Dataset entries on figures:
┏━━
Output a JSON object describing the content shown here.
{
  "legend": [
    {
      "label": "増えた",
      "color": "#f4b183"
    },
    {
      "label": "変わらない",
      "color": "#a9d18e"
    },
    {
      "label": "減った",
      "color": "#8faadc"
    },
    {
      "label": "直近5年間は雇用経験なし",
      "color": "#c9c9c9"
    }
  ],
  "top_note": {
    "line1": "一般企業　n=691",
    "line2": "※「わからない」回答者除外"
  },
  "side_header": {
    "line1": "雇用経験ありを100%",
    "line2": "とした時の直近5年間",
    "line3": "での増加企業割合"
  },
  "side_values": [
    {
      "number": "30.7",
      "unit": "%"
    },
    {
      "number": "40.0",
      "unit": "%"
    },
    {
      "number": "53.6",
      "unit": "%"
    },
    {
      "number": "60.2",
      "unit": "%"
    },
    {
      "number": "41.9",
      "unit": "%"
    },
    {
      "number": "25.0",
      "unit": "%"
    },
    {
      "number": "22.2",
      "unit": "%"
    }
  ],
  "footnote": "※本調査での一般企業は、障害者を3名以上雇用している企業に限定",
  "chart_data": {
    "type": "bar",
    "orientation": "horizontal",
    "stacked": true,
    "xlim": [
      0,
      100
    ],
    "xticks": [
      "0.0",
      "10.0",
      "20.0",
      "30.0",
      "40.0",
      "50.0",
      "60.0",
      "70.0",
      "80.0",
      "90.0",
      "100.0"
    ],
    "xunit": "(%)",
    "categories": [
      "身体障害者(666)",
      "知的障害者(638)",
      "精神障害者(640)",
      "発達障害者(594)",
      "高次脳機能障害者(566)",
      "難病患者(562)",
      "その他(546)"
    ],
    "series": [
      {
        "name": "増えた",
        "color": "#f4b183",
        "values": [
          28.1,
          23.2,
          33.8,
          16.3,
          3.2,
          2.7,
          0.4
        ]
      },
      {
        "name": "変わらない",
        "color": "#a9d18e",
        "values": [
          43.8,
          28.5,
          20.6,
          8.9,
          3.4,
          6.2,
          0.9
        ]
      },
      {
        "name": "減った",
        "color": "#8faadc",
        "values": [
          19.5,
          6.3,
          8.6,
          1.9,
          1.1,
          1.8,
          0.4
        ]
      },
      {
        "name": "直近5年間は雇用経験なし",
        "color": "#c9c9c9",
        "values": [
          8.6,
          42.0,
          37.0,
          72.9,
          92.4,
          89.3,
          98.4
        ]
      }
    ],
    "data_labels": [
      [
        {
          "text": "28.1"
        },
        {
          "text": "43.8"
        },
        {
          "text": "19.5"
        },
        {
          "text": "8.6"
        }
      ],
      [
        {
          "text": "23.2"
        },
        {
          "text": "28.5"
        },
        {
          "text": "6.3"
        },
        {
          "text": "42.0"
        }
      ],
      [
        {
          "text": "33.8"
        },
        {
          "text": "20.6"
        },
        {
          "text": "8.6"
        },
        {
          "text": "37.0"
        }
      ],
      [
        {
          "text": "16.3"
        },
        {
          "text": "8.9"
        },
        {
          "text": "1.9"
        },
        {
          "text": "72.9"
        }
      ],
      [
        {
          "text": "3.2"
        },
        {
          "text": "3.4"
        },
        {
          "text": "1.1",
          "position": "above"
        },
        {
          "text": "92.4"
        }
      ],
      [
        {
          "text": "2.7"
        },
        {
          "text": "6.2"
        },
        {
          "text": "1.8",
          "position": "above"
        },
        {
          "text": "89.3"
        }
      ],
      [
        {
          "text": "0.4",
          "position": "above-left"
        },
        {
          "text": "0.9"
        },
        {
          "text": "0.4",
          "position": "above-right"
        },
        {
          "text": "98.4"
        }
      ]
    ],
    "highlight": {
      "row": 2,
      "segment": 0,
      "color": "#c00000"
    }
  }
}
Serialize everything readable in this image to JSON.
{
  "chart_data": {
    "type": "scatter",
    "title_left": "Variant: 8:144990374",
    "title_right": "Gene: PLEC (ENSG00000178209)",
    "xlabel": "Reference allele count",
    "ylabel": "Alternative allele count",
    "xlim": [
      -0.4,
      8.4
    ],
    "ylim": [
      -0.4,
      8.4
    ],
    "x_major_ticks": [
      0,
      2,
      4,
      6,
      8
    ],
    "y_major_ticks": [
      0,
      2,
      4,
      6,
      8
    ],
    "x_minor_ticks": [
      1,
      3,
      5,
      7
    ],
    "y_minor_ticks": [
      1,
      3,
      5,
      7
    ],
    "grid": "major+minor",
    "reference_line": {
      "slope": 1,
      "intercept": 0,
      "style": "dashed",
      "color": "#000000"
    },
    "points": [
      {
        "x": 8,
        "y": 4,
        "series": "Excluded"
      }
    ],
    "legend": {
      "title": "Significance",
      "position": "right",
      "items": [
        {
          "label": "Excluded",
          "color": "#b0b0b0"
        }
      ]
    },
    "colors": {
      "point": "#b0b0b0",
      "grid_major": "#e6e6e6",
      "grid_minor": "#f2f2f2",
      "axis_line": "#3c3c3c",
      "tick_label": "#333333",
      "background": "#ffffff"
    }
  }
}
┗━━
Output the line that contains "Serialize everything readable", followed by every later line in the listing, with no line omitted and none added.

Serialize everything readable in this image to JSON.
{
  "chart_data": {
    "type": "scatter",
    "title_left": "Variant: 8:144990374",
    "title_right": "Gene: PLEC (ENSG00000178209)",
    "xlabel": "Reference allele count",
    "ylabel": "Alternative allele count",
    "xlim": [
      -0.4,
      8.4
    ],
    "ylim": [
      -0.4,
      8.4
    ],
    "x_major_ticks": [
      0,
      2,
      4,
      6,
      8
    ],
    "y_major_ticks": [
      0,
      2,
      4,
      6,
      8
    ],
    "x_minor_ticks": [
      1,
      3,
      5,
      7
    ],
    "y_minor_ticks": [
      1,
      3,
      5,
      7
    ],
    "grid": "major+minor",
    "reference_line": {
      "slope": 1,
      "intercept": 0,
      "style": "dashed",
      "color": "#000000"
    },
    "points": [
      {
        "x": 8,
        "y": 4,
        "series": "Excluded"
      }
    ],
    "legend": {
      "title": "Significance",
      "position": "right",
      "items": [
        {
          "label": "Excluded",
          "color": "#b0b0b0"
        }
      ]
    },
    "colors": {
      "point": "#b0b0b0",
      "grid_major": "#e6e6e6",
      "grid_minor": "#f2f2f2",
      "axis_line": "#3c3c3c",
      "tick_label": "#333333",
      "background": "#ffffff"
    }
  }
}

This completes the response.